**TASK BRIEF**
Copy every line of the items below word for word, leaving out the pictures.
•••
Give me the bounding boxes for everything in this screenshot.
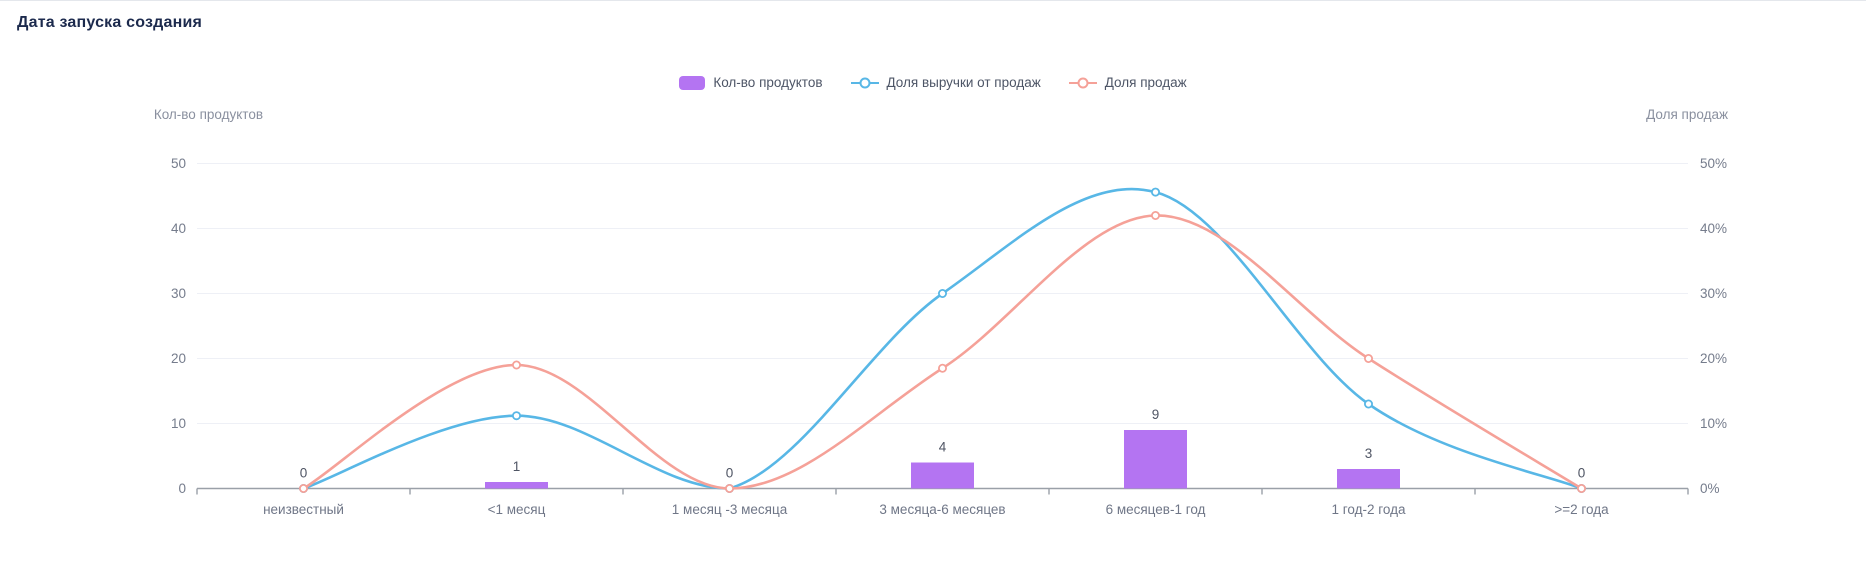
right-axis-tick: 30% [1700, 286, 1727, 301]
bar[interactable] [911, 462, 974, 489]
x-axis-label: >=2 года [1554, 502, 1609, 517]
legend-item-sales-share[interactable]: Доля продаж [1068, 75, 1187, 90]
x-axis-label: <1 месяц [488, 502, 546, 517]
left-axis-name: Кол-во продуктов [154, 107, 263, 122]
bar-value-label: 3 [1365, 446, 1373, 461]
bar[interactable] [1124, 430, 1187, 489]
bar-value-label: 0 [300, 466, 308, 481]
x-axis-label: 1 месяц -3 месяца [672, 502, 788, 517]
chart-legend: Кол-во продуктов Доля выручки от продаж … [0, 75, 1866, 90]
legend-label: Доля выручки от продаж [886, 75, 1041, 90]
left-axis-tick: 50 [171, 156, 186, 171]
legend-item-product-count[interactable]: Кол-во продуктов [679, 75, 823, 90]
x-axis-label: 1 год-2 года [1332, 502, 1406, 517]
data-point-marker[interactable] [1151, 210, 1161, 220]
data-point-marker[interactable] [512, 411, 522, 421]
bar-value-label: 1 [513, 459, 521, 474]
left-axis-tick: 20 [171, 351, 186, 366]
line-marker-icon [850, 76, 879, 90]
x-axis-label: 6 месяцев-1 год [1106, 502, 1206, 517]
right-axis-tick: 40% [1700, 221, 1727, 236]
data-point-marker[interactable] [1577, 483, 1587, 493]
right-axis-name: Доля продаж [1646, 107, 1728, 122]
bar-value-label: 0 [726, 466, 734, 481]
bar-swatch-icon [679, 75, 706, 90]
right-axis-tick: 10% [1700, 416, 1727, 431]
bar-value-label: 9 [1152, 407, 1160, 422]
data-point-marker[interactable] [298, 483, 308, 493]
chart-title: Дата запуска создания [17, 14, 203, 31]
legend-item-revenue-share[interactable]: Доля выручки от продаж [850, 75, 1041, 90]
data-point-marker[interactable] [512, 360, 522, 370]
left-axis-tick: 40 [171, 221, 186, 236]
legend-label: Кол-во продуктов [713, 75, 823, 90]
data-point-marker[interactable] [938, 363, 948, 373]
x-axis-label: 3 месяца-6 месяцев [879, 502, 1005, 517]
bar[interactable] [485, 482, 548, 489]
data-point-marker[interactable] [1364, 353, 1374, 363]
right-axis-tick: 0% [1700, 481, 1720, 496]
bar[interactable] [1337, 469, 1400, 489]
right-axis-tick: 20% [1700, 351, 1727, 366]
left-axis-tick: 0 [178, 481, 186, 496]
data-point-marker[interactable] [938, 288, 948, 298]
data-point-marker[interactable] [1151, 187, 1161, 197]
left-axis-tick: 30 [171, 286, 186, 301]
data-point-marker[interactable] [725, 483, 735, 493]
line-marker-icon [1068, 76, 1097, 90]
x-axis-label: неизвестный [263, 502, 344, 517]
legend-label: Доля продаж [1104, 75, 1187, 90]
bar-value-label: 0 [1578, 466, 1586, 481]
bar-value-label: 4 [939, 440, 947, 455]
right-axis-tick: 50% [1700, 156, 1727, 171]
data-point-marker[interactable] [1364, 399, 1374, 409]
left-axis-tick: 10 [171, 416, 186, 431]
•••
**RESULT FOR THIS TASK**
Give me the bounding boxes for everything in this screenshot.
right-axis-tick: 30% [1700, 286, 1727, 301]
bar[interactable] [911, 462, 974, 489]
x-axis-label: >=2 года [1554, 502, 1609, 517]
legend-item-sales-share[interactable]: Доля продаж [1068, 75, 1187, 90]
x-axis-label: <1 месяц [488, 502, 546, 517]
left-axis-name: Кол-во продуктов [154, 107, 263, 122]
bar-value-label: 3 [1365, 446, 1373, 461]
bar[interactable] [1124, 430, 1187, 489]
bar-value-label: 0 [300, 466, 308, 481]
x-axis-label: 1 месяц -3 месяца [672, 502, 788, 517]
chart-legend: Кол-во продуктов Доля выручки от продаж … [0, 75, 1866, 90]
legend-label: Доля выручки от продаж [886, 75, 1041, 90]
left-axis-tick: 50 [171, 156, 186, 171]
legend-item-product-count[interactable]: Кол-во продуктов [679, 75, 823, 90]
x-axis-label: 1 год-2 года [1332, 502, 1406, 517]
data-point-marker[interactable] [1151, 210, 1161, 220]
data-point-marker[interactable] [512, 411, 522, 421]
bar-value-label: 1 [513, 459, 521, 474]
left-axis-tick: 20 [171, 351, 186, 366]
line-marker-icon [850, 76, 879, 90]
x-axis-label: 6 месяцев-1 год [1106, 502, 1206, 517]
right-axis-tick: 40% [1700, 221, 1727, 236]
data-point-marker[interactable] [1577, 483, 1587, 493]
right-axis-name: Доля продаж [1646, 107, 1728, 122]
bar-value-label: 0 [726, 466, 734, 481]
bar-swatch-icon [679, 75, 706, 90]
right-axis-tick: 10% [1700, 416, 1727, 431]
bar-value-label: 9 [1152, 407, 1160, 422]
data-point-marker[interactable] [298, 483, 308, 493]
chart-title: Дата запуска создания [17, 14, 203, 31]
legend-item-revenue-share[interactable]: Доля выручки от продаж [850, 75, 1041, 90]
data-point-marker[interactable] [512, 360, 522, 370]
left-axis-tick: 40 [171, 221, 186, 236]
legend-label: Кол-во продуктов [713, 75, 823, 90]
data-point-marker[interactable] [938, 363, 948, 373]
x-axis-label: 3 месяца-6 месяцев [879, 502, 1005, 517]
bar[interactable] [485, 482, 548, 489]
data-point-marker[interactable] [1364, 353, 1374, 363]
right-axis-tick: 0% [1700, 481, 1720, 496]
bar[interactable] [1337, 469, 1400, 489]
right-axis-tick: 20% [1700, 351, 1727, 366]
left-axis-tick: 0 [178, 481, 186, 496]
data-point-marker[interactable] [938, 288, 948, 298]
data-point-marker[interactable] [1151, 187, 1161, 197]
left-axis-tick: 30 [171, 286, 186, 301]
data-point-marker[interactable] [725, 483, 735, 493]
line-marker-icon [1068, 76, 1097, 90]
x-axis-label: неизвестный [263, 502, 344, 517]
legend-label: Доля продаж [1104, 75, 1187, 90]
bar-value-label: 0 [1578, 466, 1586, 481]
bar-value-label: 4 [939, 440, 947, 455]
right-axis-tick: 50% [1700, 156, 1727, 171]
data-point-marker[interactable] [1364, 399, 1374, 409]
left-axis-tick: 10 [171, 416, 186, 431]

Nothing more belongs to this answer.